= WRITTEN TASK =
Which lines include the word "make"? Copy each of them.
=== SUPPLIED INFORMATION ===
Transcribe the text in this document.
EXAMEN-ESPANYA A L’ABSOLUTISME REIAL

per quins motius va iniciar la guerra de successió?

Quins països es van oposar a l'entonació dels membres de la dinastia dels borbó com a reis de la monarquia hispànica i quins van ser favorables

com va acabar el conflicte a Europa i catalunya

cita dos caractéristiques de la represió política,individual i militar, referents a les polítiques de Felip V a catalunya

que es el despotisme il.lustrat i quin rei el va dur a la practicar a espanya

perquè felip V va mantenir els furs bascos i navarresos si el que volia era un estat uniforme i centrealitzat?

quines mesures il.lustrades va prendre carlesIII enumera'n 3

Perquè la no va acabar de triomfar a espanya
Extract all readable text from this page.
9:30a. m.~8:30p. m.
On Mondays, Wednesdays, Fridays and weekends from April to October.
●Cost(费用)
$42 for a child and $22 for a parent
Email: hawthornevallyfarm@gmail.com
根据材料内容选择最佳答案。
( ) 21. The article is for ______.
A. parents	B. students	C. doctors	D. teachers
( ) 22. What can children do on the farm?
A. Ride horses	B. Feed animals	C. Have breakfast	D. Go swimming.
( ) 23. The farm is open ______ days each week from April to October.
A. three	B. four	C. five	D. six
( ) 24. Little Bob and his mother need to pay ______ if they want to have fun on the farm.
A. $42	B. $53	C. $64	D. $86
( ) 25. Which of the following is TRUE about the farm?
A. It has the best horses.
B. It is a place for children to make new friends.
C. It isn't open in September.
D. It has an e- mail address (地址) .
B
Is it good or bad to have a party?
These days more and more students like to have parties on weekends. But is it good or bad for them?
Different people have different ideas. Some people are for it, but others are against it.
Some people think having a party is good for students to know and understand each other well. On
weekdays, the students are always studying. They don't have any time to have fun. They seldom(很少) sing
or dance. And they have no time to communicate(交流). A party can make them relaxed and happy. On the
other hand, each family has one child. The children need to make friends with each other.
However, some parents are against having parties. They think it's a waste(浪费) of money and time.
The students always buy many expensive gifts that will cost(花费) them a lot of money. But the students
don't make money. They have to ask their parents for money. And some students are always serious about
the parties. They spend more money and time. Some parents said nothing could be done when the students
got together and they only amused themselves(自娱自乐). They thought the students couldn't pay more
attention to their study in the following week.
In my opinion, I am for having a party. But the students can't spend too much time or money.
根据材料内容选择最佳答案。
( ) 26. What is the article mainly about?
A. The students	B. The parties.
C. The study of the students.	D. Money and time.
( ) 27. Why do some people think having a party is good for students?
===
= RESPONSE TO THIS TASK =
B. It is a place for children to make new friends.
or dance. And they have no time to communicate(交流). A party can make them relaxed and happy. On the
other hand, each family has one child. The children need to make friends with each other.
don't make money. They have to ask their parents for money. And some students are always serious about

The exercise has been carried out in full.